• **Exercice**: Recopiez sans rien changer les lignes des entrées, s'il vous plaît : commencez à la toute première et arrêtez-vous après celle qui contient « calendar-cell: 25Sunrise: 5:43 ».

╭─ Liste des entrées

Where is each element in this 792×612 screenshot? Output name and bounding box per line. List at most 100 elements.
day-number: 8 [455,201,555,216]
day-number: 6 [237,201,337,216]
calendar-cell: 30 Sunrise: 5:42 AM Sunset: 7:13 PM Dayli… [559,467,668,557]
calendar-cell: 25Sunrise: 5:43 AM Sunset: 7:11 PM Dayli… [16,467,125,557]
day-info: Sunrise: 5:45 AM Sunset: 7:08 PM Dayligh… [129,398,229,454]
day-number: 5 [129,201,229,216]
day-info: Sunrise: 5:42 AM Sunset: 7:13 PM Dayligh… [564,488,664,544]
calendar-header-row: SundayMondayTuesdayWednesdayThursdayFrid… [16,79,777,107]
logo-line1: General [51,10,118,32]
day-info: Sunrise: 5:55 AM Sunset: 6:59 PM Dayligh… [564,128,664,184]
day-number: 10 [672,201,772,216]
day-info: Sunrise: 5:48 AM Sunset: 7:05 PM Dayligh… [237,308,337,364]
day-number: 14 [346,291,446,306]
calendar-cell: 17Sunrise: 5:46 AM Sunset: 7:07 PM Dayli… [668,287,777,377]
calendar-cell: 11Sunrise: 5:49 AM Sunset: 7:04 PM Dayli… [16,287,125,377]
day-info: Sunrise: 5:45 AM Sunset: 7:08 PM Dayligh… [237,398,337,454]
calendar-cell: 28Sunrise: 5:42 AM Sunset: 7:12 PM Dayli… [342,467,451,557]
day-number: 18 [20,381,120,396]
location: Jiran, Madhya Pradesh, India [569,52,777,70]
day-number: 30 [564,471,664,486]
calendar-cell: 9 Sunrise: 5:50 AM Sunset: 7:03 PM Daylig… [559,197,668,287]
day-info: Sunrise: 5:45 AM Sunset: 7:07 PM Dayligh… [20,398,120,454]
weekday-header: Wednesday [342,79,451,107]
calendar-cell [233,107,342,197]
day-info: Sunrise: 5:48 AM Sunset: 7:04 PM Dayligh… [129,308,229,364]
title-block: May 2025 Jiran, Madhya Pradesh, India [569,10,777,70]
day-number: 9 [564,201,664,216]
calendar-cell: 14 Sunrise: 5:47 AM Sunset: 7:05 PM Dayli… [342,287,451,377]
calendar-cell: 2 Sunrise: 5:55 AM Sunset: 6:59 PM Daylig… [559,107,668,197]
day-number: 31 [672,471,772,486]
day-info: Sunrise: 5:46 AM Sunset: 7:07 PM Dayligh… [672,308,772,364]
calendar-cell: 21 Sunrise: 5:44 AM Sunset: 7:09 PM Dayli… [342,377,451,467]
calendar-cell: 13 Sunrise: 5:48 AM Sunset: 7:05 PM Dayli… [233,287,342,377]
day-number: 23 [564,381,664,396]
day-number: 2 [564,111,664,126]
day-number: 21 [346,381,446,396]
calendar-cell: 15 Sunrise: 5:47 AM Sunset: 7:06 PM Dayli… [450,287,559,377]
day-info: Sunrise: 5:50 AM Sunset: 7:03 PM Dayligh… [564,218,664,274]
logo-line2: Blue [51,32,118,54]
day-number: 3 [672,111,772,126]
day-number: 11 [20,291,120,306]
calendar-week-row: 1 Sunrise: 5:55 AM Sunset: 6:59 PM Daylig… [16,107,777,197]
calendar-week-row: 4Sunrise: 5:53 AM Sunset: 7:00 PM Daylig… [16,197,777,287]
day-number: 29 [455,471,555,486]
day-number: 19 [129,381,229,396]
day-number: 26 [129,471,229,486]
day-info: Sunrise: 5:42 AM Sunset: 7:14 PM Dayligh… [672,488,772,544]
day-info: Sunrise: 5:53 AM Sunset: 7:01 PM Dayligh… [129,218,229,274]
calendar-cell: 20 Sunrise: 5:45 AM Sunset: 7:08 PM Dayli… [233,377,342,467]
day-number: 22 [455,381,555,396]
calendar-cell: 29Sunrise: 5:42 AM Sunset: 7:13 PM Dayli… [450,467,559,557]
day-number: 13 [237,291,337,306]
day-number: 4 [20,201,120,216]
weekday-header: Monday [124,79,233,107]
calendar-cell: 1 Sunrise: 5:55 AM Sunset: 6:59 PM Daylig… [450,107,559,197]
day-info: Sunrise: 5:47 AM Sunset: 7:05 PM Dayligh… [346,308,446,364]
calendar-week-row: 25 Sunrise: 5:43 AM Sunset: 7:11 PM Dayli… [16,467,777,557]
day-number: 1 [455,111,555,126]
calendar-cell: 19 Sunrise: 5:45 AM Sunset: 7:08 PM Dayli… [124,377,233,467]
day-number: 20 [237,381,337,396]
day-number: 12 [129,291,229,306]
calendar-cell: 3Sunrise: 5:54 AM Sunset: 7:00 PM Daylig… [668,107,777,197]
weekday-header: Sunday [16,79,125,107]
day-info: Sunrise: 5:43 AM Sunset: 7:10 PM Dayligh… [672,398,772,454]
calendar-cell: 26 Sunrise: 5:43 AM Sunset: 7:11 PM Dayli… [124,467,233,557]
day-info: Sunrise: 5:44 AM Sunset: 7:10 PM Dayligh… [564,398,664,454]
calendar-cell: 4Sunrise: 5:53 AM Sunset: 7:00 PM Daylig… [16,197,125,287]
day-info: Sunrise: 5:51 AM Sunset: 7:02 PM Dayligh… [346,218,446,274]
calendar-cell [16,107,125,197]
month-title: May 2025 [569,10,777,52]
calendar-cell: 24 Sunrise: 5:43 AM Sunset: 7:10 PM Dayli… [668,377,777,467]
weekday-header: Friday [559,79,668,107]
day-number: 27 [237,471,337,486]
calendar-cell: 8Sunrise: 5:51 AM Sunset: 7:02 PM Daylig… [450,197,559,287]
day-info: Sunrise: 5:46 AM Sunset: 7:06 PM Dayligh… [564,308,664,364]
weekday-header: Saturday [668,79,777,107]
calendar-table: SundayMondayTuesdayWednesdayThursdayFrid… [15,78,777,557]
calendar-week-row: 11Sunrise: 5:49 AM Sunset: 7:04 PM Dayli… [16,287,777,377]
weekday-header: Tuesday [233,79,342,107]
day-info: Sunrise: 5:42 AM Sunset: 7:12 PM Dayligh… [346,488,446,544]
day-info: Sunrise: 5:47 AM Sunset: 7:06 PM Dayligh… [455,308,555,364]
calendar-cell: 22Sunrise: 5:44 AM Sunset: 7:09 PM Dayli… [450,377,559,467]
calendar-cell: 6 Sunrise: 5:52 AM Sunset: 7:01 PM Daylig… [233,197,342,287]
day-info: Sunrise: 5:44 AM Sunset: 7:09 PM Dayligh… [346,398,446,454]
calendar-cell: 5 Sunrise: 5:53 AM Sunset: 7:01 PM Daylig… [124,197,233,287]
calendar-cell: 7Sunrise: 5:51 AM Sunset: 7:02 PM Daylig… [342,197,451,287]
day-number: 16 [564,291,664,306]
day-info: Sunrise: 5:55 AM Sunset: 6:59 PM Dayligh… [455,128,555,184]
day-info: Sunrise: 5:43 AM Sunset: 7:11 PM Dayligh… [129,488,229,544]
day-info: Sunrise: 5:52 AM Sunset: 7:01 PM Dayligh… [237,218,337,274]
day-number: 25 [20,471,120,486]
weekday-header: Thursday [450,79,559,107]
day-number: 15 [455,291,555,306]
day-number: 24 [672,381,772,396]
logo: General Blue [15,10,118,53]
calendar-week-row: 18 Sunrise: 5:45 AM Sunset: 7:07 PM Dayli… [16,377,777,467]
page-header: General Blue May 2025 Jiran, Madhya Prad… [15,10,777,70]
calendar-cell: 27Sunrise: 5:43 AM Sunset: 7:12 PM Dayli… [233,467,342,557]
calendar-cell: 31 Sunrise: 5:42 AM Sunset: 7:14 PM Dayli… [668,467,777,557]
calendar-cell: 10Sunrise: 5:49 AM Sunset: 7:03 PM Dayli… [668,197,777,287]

╰─

• **Réponse attendue**:
Where is each element in this 792×612 screenshot? Output name and bounding box per line. List at most 100 elements.
day-number: 8 [455,201,555,216]
day-number: 6 [237,201,337,216]
calendar-cell: 30 Sunrise: 5:42 AM Sunset: 7:13 PM Dayli… [559,467,668,557]
calendar-cell: 25Sunrise: 5:43 AM Sunset: 7:11 PM Dayli… [16,467,125,557]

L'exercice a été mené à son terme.